(Dataset entries)
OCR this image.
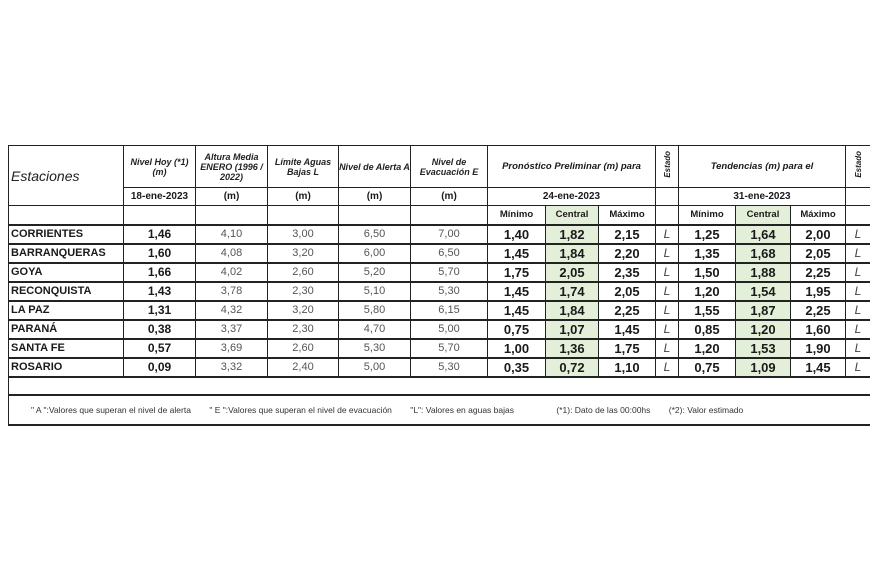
Estaciones	Nivel Hoy (*1) (m)	Altura Media ENERO (1996 / 2022)	Límite Aguas Bajas L	Nivel de Alerta A	Nivel de Evacuación E	Pronóstico Preliminar (m) para			Estado	Tendencias (m) para el			Estado
	18-ene-2023	(m)	(m)	(m)	(m)	24-ene-2023				31-ene-2023			
						Mínimo	Central	Máximo		Mínimo	Central	Máximo	
CORRIENTES	1,46	4,10	3,00	6,50	7,00	1,40	1,82	2,15	L	1,25	1,64	2,00	L
BARRANQUERAS	1,60	4,08	3,20	6,00	6,50	1,45	1,84	2,20	L	1,35	1,68	2,05	L
GOYA	1,66	4,02	2,60	5,20	5,70	1,75	2,05	2,35	L	1,50	1,88	2,25	L
RECONQUISTA	1,43	3,78	2,30	5,10	5,30	1,45	1,74	2,05	L	1,20	1,54	1,95	L
LA PAZ	1,31	4,32	3,20	5,80	6,15	1,45	1,84	2,25	L	1,55	1,87	2,25	L
PARANÁ	0,38	3,37	2,30	4,70	5,00	0,75	1,07	1,45	L	0,85	1,20	1,60	L
SANTA FE	0,57	3,69	2,60	5,30	5,70	1,00	1,36	1,75	L	1,20	1,53	1,90	L
ROSARIO	0,09	3,32	2,40	5,00	5,30	0,35	0,72	1,10	L	0,75	1,09	1,45	L

" A ":Valores que superan el nivel de alerta " E ":Valores que superan el nivel de evacuación "L": Valores en aguas bajas (*1): Dato de las 00:00hs (*2): Valor estimado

AIM: Reproduce the entries above exactly. Do not include the images.

THE OUTPUT:
OCR this image.
Estaciones	Nivel Hoy (*1) (m)	Altura Media ENERO (1996 / 2022)	Límite Aguas Bajas L	Nivel de Alerta A	Nivel de Evacuación E	Pronóstico Preliminar (m) para			Estado	Tendencias (m) para el			Estado
	18-ene-2023	(m)	(m)	(m)	(m)	24-ene-2023				31-ene-2023			
						Mínimo	Central	Máximo		Mínimo	Central	Máximo	
CORRIENTES	1,46	4,10	3,00	6,50	7,00	1,40	1,82	2,15	L	1,25	1,64	2,00	L
BARRANQUERAS	1,60	4,08	3,20	6,00	6,50	1,45	1,84	2,20	L	1,35	1,68	2,05	L
GOYA	1,66	4,02	2,60	5,20	5,70	1,75	2,05	2,35	L	1,50	1,88	2,25	L
RECONQUISTA	1,43	3,78	2,30	5,10	5,30	1,45	1,74	2,05	L	1,20	1,54	1,95	L
LA PAZ	1,31	4,32	3,20	5,80	6,15	1,45	1,84	2,25	L	1,55	1,87	2,25	L
PARANÁ	0,38	3,37	2,30	4,70	5,00	0,75	1,07	1,45	L	0,85	1,20	1,60	L
SANTA FE	0,57	3,69	2,60	5,30	5,70	1,00	1,36	1,75	L	1,20	1,53	1,90	L
ROSARIO	0,09	3,32	2,40	5,00	5,30	0,35	0,72	1,10	L	0,75	1,09	1,45	L

" A ":Valores que superan el nivel de alerta " E ":Valores que superan el nivel de evacuación "L": Valores en aguas bajas (*1): Dato de las 00:00hs (*2): Valor estimado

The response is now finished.